>>>

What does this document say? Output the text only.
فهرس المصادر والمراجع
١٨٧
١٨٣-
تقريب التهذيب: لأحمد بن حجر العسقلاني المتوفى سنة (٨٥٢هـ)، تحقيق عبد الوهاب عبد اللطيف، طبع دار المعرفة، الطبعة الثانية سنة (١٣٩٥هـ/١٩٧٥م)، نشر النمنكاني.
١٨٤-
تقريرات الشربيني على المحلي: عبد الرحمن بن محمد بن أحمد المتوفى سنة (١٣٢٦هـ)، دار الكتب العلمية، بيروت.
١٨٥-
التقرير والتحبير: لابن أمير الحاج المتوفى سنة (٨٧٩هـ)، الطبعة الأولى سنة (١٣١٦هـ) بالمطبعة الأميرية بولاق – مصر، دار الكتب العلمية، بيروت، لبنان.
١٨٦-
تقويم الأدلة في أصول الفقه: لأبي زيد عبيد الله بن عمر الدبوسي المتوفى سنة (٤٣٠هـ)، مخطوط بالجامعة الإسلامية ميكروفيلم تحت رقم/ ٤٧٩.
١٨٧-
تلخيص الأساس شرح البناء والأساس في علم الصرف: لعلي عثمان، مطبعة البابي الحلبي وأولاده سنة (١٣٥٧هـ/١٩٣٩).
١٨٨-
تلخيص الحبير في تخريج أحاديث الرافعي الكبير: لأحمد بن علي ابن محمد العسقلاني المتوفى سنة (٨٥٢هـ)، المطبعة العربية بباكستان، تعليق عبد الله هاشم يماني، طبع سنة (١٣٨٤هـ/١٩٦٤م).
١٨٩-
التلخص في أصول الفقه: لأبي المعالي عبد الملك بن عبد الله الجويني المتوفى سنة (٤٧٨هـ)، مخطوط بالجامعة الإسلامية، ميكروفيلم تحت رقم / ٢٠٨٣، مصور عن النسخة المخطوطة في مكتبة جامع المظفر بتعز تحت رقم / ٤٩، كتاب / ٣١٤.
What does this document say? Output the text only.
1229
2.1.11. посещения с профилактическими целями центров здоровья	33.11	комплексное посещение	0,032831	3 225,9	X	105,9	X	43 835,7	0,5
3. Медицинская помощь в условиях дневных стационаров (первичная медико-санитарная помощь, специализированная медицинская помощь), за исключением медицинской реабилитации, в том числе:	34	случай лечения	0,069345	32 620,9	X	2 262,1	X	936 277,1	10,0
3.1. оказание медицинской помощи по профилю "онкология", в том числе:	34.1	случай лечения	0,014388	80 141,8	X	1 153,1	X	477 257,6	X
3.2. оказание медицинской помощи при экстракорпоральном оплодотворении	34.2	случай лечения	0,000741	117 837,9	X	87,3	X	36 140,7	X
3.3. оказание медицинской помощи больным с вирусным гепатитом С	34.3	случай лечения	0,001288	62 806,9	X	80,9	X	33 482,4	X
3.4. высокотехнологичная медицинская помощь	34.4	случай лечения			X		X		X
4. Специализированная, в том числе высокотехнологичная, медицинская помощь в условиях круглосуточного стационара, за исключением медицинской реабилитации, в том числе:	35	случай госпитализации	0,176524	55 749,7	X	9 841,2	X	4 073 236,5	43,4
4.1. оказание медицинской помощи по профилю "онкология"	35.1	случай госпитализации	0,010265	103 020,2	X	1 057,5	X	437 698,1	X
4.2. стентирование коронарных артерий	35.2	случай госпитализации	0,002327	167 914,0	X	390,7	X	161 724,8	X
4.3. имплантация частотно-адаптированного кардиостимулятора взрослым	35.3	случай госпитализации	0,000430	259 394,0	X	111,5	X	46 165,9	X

<<<

§ **SHORT EXERCISE**:
The whole listing above needs to be written out again exactly.

§ **COMPLETE OUTPUT**:
What does this document say? Output the text only.
فهرس المصادر والمراجع
١٨٧
١٨٣-
تقريب التهذيب: لأحمد بن حجر العسقلاني المتوفى سنة (٨٥٢هـ)، تحقيق عبد الوهاب عبد اللطيف، طبع دار المعرفة، الطبعة الثانية سنة (١٣٩٥هـ/١٩٧٥م)، نشر النمنكاني.
١٨٤-
تقريرات الشربيني على المحلي: عبد الرحمن بن محمد بن أحمد المتوفى سنة (١٣٢٦هـ)، دار الكتب العلمية، بيروت.
١٨٥-
التقرير والتحبير: لابن أمير الحاج المتوفى سنة (٨٧٩هـ)، الطبعة الأولى سنة (١٣١٦هـ) بالمطبعة الأميرية بولاق – مصر، دار الكتب العلمية، بيروت، لبنان.
١٨٦-
تقويم الأدلة في أصول الفقه: لأبي زيد عبيد الله بن عمر الدبوسي المتوفى سنة (٤٣٠هـ)، مخطوط بالجامعة الإسلامية ميكروفيلم تحت رقم/ ٤٧٩.
١٨٧-
تلخيص الأساس شرح البناء والأساس في علم الصرف: لعلي عثمان، مطبعة البابي الحلبي وأولاده سنة (١٣٥٧هـ/١٩٣٩).
١٨٨-
تلخيص الحبير في تخريج أحاديث الرافعي الكبير: لأحمد بن علي ابن محمد العسقلاني المتوفى سنة (٨٥٢هـ)، المطبعة العربية بباكستان، تعليق عبد الله هاشم يماني، طبع سنة (١٣٨٤هـ/١٩٦٤م).
١٨٩-
التلخص في أصول الفقه: لأبي المعالي عبد الملك بن عبد الله الجويني المتوفى سنة (٤٧٨هـ)، مخطوط بالجامعة الإسلامية، ميكروفيلم تحت رقم / ٢٠٨٣، مصور عن النسخة المخطوطة في مكتبة جامع المظفر بتعز تحت رقم / ٤٩، كتاب / ٣١٤.
What does this document say? Output the text only.
1229
2.1.11. посещения с профилактическими целями центров здоровья	33.11	комплексное посещение	0,032831	3 225,9	X	105,9	X	43 835,7	0,5
3. Медицинская помощь в условиях дневных стационаров (первичная медико-санитарная помощь, специализированная медицинская помощь), за исключением медицинской реабилитации, в том числе:	34	случай лечения	0,069345	32 620,9	X	2 262,1	X	936 277,1	10,0
3.1. оказание медицинской помощи по профилю "онкология", в том числе:	34.1	случай лечения	0,014388	80 141,8	X	1 153,1	X	477 257,6	X
3.2. оказание медицинской помощи при экстракорпоральном оплодотворении	34.2	случай лечения	0,000741	117 837,9	X	87,3	X	36 140,7	X
3.3. оказание медицинской помощи больным с вирусным гепатитом С	34.3	случай лечения	0,001288	62 806,9	X	80,9	X	33 482,4	X
3.4. высокотехнологичная медицинская помощь	34.4	случай лечения			X		X		X
4. Специализированная, в том числе высокотехнологичная, медицинская помощь в условиях круглосуточного стационара, за исключением медицинской реабилитации, в том числе:	35	случай госпитализации	0,176524	55 749,7	X	9 841,2	X	4 073 236,5	43,4
4.1. оказание медицинской помощи по профилю "онкология"	35.1	случай госпитализации	0,010265	103 020,2	X	1 057,5	X	437 698,1	X
4.2. стентирование коронарных артерий	35.2	случай госпитализации	0,002327	167 914,0	X	390,7	X	161 724,8	X
4.3. имплантация частотно-адаптированного кардиостимулятора взрослым	35.3	случай госпитализации	0,000430	259 394,0	X	111,5	X	46 165,9	X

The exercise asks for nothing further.